● Exercise brief
Spot each line in the records below where the word "электрическую" occurs, then copy it.

[Dataset entries]
□ □ □

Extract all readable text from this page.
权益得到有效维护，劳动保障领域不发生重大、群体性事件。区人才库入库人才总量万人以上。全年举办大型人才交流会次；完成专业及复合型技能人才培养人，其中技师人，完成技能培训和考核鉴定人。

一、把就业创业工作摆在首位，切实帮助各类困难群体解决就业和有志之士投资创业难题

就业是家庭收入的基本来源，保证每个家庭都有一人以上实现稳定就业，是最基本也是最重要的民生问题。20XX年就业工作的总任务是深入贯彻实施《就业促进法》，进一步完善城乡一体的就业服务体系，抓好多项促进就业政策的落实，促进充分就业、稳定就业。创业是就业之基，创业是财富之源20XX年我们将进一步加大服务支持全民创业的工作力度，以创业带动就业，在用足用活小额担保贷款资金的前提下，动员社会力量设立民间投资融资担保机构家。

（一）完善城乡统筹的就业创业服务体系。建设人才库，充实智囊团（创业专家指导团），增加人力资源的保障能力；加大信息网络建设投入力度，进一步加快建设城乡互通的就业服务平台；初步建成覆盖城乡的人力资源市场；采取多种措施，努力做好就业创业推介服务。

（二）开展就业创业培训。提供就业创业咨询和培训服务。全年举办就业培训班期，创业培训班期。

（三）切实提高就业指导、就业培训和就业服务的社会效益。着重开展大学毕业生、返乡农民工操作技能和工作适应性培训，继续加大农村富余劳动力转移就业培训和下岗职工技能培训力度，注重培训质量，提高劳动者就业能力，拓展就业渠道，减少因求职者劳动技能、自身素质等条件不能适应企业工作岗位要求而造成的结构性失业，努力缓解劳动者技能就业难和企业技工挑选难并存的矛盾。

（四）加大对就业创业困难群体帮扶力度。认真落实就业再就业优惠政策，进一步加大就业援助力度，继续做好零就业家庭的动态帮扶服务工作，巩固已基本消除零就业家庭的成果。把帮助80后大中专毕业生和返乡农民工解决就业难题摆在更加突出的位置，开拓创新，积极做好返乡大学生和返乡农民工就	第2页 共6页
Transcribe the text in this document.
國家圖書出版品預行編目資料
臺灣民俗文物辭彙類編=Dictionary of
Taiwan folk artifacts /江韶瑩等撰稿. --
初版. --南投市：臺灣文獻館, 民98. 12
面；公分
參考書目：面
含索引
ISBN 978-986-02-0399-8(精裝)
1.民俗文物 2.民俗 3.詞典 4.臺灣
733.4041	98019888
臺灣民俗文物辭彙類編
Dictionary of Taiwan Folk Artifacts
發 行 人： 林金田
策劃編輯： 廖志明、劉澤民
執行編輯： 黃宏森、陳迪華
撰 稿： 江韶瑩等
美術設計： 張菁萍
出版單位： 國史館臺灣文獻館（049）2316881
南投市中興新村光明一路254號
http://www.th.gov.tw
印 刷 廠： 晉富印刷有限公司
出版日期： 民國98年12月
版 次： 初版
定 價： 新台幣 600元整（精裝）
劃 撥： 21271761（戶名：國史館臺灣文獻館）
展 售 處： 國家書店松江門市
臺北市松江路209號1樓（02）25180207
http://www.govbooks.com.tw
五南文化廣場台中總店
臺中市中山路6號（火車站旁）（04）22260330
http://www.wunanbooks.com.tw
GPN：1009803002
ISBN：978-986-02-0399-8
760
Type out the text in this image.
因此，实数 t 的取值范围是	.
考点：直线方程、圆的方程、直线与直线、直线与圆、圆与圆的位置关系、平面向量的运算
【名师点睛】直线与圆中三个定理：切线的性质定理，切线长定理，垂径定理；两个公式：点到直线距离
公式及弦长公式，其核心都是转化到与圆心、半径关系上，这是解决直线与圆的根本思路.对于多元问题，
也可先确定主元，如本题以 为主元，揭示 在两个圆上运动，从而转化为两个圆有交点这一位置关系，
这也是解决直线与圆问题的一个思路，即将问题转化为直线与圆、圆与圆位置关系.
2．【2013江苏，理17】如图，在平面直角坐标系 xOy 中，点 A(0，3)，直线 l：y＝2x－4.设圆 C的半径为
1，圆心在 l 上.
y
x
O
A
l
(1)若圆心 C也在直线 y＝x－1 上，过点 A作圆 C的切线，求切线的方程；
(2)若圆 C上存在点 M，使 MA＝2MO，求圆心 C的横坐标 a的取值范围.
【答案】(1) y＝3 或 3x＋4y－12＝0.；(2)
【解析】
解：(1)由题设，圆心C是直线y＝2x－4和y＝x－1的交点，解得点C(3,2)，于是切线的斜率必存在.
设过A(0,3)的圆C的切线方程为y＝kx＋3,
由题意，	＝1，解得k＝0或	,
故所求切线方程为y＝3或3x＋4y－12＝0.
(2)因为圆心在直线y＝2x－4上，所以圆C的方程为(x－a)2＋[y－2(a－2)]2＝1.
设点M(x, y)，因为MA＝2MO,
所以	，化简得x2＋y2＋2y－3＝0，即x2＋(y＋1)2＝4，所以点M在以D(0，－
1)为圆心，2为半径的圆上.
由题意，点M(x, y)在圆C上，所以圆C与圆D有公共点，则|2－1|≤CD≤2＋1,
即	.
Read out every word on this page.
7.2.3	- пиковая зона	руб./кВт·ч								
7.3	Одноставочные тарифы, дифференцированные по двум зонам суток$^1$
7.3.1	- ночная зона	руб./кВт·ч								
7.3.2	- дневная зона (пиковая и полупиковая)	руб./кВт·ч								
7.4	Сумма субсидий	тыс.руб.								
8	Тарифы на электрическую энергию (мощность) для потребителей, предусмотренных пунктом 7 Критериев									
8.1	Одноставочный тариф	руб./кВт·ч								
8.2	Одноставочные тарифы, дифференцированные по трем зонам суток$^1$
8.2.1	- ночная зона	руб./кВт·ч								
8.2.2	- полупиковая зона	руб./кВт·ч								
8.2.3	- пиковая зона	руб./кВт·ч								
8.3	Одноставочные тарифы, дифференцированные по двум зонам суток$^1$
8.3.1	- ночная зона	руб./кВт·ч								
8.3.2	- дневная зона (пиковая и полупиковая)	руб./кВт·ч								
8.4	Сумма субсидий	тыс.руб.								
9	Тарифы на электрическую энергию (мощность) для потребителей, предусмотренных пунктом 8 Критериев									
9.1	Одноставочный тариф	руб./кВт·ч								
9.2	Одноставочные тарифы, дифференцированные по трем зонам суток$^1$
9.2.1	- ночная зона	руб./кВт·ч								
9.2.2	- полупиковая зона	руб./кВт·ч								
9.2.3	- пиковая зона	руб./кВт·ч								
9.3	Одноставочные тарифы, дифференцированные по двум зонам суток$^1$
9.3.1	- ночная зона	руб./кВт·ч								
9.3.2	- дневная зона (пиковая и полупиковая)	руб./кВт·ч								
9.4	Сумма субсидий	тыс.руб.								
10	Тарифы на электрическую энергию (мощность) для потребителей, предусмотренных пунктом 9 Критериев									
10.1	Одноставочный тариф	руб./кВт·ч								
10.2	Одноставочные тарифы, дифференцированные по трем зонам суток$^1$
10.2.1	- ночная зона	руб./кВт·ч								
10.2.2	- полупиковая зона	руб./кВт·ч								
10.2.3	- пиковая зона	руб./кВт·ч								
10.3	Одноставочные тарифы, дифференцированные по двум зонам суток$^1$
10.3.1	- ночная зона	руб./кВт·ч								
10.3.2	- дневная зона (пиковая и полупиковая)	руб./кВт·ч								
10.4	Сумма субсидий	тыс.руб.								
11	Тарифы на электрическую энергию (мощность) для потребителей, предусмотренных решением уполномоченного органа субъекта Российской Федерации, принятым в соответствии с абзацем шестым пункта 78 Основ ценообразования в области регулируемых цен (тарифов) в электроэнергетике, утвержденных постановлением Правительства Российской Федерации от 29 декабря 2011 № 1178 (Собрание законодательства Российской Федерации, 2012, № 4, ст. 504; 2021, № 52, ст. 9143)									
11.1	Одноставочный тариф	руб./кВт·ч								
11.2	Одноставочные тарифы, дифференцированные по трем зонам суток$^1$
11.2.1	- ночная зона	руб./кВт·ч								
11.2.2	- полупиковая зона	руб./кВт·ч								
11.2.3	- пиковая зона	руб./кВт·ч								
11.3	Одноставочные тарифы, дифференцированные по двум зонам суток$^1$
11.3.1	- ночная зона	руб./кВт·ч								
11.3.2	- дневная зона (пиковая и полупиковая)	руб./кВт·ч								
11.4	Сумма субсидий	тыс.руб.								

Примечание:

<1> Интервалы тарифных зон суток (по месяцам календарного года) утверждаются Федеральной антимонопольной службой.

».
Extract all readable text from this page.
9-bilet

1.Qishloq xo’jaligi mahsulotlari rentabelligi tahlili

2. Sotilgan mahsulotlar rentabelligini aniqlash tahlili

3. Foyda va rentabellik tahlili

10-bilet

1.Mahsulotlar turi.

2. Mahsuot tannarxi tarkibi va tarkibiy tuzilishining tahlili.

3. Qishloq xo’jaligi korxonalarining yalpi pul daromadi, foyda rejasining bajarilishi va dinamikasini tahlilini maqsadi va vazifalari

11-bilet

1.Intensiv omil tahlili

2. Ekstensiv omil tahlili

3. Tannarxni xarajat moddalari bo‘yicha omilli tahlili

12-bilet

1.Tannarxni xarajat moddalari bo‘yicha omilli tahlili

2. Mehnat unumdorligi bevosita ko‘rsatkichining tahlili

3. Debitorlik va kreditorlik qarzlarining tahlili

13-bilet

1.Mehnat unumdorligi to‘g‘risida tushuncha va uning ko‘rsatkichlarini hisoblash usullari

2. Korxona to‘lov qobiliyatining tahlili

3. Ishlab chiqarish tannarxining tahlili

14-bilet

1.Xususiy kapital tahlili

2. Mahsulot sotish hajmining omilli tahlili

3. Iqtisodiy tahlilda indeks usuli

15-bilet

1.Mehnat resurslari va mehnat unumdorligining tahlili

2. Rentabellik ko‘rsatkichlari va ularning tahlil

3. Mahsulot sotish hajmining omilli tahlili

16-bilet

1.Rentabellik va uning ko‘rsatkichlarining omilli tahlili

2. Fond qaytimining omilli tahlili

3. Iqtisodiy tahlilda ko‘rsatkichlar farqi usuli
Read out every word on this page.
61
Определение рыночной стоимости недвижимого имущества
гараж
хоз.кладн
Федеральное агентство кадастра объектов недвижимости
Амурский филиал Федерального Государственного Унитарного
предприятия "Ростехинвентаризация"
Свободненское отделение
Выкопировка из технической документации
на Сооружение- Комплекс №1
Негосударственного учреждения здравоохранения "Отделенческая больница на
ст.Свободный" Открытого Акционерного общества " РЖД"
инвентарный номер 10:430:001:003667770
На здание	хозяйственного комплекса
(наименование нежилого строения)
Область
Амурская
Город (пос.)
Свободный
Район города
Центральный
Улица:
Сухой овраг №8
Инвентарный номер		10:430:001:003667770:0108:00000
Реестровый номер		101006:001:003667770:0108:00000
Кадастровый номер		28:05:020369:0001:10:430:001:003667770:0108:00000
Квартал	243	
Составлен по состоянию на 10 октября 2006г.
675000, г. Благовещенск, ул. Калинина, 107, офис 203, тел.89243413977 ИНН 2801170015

□ □ □

● Completed task
8	Тарифы на электрическую энергию (мощность) для потребителей, предусмотренных пунктом 7 Критериев									
9	Тарифы на электрическую энергию (мощность) для потребителей, предусмотренных пунктом 8 Критериев									
10	Тарифы на электрическую энергию (мощность) для потребителей, предусмотренных пунктом 9 Критериев									
11	Тарифы на электрическую энергию (мощность) для потребителей, предусмотренных решением уполномоченного органа субъекта Российской Федерации, принятым в соответствии с абзацем шестым пункта 78 Основ ценообразования в области регулируемых цен (тарифов) в электроэнергетике, утвержденных постановлением Правительства Российской Федерации от 29 декабря 2011 № 1178 (Собрание законодательства Российской Федерации, 2012, № 4, ст. 504; 2021, № 52, ст. 9143)									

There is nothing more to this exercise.